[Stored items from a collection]
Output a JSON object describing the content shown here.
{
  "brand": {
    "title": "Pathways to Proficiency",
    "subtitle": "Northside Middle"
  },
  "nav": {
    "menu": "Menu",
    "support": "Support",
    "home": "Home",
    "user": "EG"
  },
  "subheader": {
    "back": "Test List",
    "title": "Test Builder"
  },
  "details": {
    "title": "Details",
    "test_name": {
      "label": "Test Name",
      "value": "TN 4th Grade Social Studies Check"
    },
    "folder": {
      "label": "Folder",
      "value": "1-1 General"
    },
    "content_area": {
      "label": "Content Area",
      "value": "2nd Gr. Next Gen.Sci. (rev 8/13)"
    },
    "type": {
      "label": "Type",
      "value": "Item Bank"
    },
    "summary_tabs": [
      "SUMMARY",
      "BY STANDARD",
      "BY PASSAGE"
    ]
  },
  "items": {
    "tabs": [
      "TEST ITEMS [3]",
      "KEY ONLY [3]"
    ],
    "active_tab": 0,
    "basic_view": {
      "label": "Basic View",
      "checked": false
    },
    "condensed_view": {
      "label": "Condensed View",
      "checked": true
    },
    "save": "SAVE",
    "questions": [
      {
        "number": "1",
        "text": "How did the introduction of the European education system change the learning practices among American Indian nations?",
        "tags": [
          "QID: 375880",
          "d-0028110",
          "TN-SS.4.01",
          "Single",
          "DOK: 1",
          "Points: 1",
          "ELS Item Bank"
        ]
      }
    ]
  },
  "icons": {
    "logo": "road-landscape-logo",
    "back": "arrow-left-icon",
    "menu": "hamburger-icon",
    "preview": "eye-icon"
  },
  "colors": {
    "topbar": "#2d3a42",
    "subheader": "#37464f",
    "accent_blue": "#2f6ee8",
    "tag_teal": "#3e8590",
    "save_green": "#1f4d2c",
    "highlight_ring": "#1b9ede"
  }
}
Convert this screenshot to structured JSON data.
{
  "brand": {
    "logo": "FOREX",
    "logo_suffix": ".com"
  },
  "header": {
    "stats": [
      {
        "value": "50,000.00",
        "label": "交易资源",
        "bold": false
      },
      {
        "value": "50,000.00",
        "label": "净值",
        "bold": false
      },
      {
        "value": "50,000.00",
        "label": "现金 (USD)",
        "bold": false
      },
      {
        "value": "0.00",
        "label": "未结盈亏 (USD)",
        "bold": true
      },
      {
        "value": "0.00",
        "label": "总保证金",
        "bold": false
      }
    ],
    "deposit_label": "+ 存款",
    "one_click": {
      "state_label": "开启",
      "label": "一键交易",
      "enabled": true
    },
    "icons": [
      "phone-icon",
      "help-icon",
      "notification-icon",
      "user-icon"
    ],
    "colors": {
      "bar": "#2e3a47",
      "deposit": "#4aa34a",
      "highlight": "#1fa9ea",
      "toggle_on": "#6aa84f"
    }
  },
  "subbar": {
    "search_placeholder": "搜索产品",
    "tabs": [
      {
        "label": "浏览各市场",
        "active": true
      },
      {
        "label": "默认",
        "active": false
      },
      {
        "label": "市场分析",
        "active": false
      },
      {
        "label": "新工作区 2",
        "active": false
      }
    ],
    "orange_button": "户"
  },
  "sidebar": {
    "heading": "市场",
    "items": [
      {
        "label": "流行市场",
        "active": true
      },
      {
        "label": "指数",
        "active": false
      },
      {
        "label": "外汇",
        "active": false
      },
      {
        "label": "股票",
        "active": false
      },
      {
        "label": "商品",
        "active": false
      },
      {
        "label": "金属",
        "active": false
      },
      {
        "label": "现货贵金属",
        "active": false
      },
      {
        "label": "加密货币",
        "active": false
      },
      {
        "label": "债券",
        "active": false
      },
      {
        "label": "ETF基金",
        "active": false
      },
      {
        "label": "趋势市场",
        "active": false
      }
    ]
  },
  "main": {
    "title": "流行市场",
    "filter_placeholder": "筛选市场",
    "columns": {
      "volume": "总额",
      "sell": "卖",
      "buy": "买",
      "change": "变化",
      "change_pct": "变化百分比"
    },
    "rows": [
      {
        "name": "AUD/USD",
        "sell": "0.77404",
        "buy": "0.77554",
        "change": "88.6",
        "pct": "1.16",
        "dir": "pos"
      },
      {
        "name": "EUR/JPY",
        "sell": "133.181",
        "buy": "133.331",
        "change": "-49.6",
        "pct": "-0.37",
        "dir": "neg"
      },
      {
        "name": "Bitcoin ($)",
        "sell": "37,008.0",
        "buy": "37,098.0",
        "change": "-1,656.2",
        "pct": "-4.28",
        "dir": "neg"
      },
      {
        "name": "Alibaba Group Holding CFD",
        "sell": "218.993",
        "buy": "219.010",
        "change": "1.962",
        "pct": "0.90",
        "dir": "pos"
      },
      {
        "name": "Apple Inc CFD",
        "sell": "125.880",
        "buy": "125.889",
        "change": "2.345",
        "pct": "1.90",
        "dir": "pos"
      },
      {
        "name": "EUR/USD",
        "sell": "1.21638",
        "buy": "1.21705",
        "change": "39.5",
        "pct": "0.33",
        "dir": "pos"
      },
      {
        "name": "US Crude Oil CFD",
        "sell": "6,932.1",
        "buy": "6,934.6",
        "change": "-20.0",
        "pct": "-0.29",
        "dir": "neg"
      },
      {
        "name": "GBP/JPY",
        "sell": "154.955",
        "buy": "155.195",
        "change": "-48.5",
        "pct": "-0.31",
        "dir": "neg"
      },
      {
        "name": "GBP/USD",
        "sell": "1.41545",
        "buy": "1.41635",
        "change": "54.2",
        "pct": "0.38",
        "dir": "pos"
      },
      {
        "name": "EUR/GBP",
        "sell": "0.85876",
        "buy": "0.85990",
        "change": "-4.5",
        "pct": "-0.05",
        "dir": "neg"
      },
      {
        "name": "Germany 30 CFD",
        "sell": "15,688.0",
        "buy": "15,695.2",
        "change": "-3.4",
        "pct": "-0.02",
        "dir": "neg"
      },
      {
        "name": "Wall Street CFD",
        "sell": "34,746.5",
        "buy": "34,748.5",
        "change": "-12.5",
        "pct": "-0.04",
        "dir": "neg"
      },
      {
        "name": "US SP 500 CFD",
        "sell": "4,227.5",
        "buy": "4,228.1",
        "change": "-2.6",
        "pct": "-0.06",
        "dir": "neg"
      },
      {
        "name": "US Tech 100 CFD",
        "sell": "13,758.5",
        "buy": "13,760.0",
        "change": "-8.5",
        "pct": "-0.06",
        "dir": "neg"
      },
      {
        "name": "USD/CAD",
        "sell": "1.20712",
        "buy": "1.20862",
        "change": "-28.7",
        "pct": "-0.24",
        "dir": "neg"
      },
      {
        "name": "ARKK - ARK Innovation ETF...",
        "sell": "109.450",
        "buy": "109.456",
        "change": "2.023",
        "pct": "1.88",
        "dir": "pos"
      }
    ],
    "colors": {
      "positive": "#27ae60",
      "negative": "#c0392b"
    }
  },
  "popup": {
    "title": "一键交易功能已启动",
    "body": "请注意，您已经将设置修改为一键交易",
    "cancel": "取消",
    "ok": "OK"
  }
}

● TASK OBJECTIVE: Take the lines above and print them exactly.

● ANSWER TO THIS EXERCISE:
Output a JSON object describing the content shown here.
{
  "brand": {
    "title": "Pathways to Proficiency",
    "subtitle": "Northside Middle"
  },
  "nav": {
    "menu": "Menu",
    "support": "Support",
    "home": "Home",
    "user": "EG"
  },
  "subheader": {
    "back": "Test List",
    "title": "Test Builder"
  },
  "details": {
    "title": "Details",
    "test_name": {
      "label": "Test Name",
      "value": "TN 4th Grade Social Studies Check"
    },
    "folder": {
      "label": "Folder",
      "value": "1-1 General"
    },
    "content_area": {
      "label": "Content Area",
      "value": "2nd Gr. Next Gen.Sci. (rev 8/13)"
    },
    "type": {
      "label": "Type",
      "value": "Item Bank"
    },
    "summary_tabs": [
      "SUMMARY",
      "BY STANDARD",
      "BY PASSAGE"
    ]
  },
  "items": {
    "tabs": [
      "TEST ITEMS [3]",
      "KEY ONLY [3]"
    ],
    "active_tab": 0,
    "basic_view": {
      "label": "Basic View",
      "checked": false
    },
    "condensed_view": {
      "label": "Condensed View",
      "checked": true
    },
    "save": "SAVE",
    "questions": [
      {
        "number": "1",
        "text": "How did the introduction of the European education system change the learning practices among American Indian nations?",
        "tags": [
          "QID: 375880",
          "d-0028110",
          "TN-SS.4.01",
          "Single",
          "DOK: 1",
          "Points: 1",
          "ELS Item Bank"
        ]
      }
    ]
  },
  "icons": {
    "logo": "road-landscape-logo",
    "back": "arrow-left-icon",
    "menu": "hamburger-icon",
    "preview": "eye-icon"
  },
  "colors": {
    "topbar": "#2d3a42",
    "subheader": "#37464f",
    "accent_blue": "#2f6ee8",
    "tag_teal": "#3e8590",
    "save_green": "#1f4d2c",
    "highlight_ring": "#1b9ede"
  }
}
Convert this screenshot to structured JSON data.
{
  "brand": {
    "logo": "FOREX",
    "logo_suffix": ".com"
  },
  "header": {
    "stats": [
      {
        "value": "50,000.00",
        "label": "交易资源",
        "bold": false
      },
      {
        "value": "50,000.00",
        "label": "净值",
        "bold": false
      },
      {
        "value": "50,000.00",
        "label": "现金 (USD)",
        "bold": false
      },
      {
        "value": "0.00",
        "label": "未结盈亏 (USD)",
        "bold": true
      },
      {
        "value": "0.00",
        "label": "总保证金",
        "bold": false
      }
    ],
    "deposit_label": "+ 存款",
    "one_click": {
      "state_label": "开启",
      "label": "一键交易",
      "enabled": true
    },
    "icons": [
      "phone-icon",
      "help-icon",
      "notification-icon",
      "user-icon"
    ],
    "colors": {
      "bar": "#2e3a47",
      "deposit": "#4aa34a",
      "highlight": "#1fa9ea",
      "toggle_on": "#6aa84f"
    }
  },
  "subbar": {
    "search_placeholder": "搜索产品",
    "tabs": [
      {
        "label": "浏览各市场",
        "active": true
      },
      {
        "label": "默认",
        "active": false
      },
      {
        "label": "市场分析",
        "active": false
      },
      {
        "label": "新工作区 2",
        "active": false
      }
    ],
    "orange_button": "户"
  },
  "sidebar": {
    "heading": "市场",
    "items": [
      {
        "label": "流行市场",
        "active": true
      },
      {
        "label": "指数",
        "active": false
      },
      {
        "label": "外汇",
        "active": false
      },
      {
        "label": "股票",
        "active": false
      },
      {
        "label": "商品",
        "active": false
      },
      {
        "label": "金属",
        "active": false
      },
      {
        "label": "现货贵金属",
        "active": false
      },
      {
        "label": "加密货币",
        "active": false
      },
      {
        "label": "债券",
        "active": false
      },
      {
        "label": "ETF基金",
        "active": false
      },
      {
        "label": "趋势市场",
        "active": false
      }
    ]
  },
  "main": {
    "title": "流行市场",
    "filter_placeholder": "筛选市场",
    "columns": {
      "volume": "总额",
      "sell": "卖",
      "buy": "买",
      "change": "变化",
      "change_pct": "变化百分比"
    },
    "rows": [
      {
        "name": "AUD/USD",
        "sell": "0.77404",
        "buy": "0.77554",
        "change": "88.6",
        "pct": "1.16",
        "dir": "pos"
      },
      {
        "name": "EUR/JPY",
        "sell": "133.181",
        "buy": "133.331",
        "change": "-49.6",
        "pct": "-0.37",
        "dir": "neg"
      },
      {
        "name": "Bitcoin ($)",
        "sell": "37,008.0",
        "buy": "37,098.0",
        "change": "-1,656.2",
        "pct": "-4.28",
        "dir": "neg"
      },
      {
        "name": "Alibaba Group Holding CFD",
        "sell": "218.993",
        "buy": "219.010",
        "change": "1.962",
        "pct": "0.90",
        "dir": "pos"
      },
      {
        "name": "Apple Inc CFD",
        "sell": "125.880",
        "buy": "125.889",
        "change": "2.345",
        "pct": "1.90",
        "dir": "pos"
      },
      {
        "name": "EUR/USD",
        "sell": "1.21638",
        "buy": "1.21705",
        "change": "39.5",
        "pct": "0.33",
        "dir": "pos"
      },
      {
        "name": "US Crude Oil CFD",
        "sell": "6,932.1",
        "buy": "6,934.6",
        "change": "-20.0",
        "pct": "-0.29",
        "dir": "neg"
      },
      {
        "name": "GBP/JPY",
        "sell": "154.955",
        "buy": "155.195",
        "change": "-48.5",
        "pct": "-0.31",
        "dir": "neg"
      },
      {
        "name": "GBP/USD",
        "sell": "1.41545",
        "buy": "1.41635",
        "change": "54.2",
        "pct": "0.38",
        "dir": "pos"
      },
      {
        "name": "EUR/GBP",
        "sell": "0.85876",
        "buy": "0.85990",
        "change": "-4.5",
        "pct": "-0.05",
        "dir": "neg"
      },
      {
        "name": "Germany 30 CFD",
        "sell": "15,688.0",
        "buy": "15,695.2",
        "change": "-3.4",
        "pct": "-0.02",
        "dir": "neg"
      },
      {
        "name": "Wall Street CFD",
        "sell": "34,746.5",
        "buy": "34,748.5",
        "change": "-12.5",
        "pct": "-0.04",
        "dir": "neg"
      },
      {
        "name": "US SP 500 CFD",
        "sell": "4,227.5",
        "buy": "4,228.1",
        "change": "-2.6",
        "pct": "-0.06",
        "dir": "neg"
      },
      {
        "name": "US Tech 100 CFD",
        "sell": "13,758.5",
        "buy": "13,760.0",
        "change": "-8.5",
        "pct": "-0.06",
        "dir": "neg"
      },
      {
        "name": "USD/CAD",
        "sell": "1.20712",
        "buy": "1.20862",
        "change": "-28.7",
        "pct": "-0.24",
        "dir": "neg"
      },
      {
        "name": "ARKK - ARK Innovation ETF...",
        "sell": "109.450",
        "buy": "109.456",
        "change": "2.023",
        "pct": "1.88",
        "dir": "pos"
      }
    ],
    "colors": {
      "positive": "#27ae60",
      "negative": "#c0392b"
    }
  },
  "popup": {
    "title": "一键交易功能已启动",
    "body": "请注意，您已经将设置修改为一键交易",
    "cancel": "取消",
    "ok": "OK"
  }
}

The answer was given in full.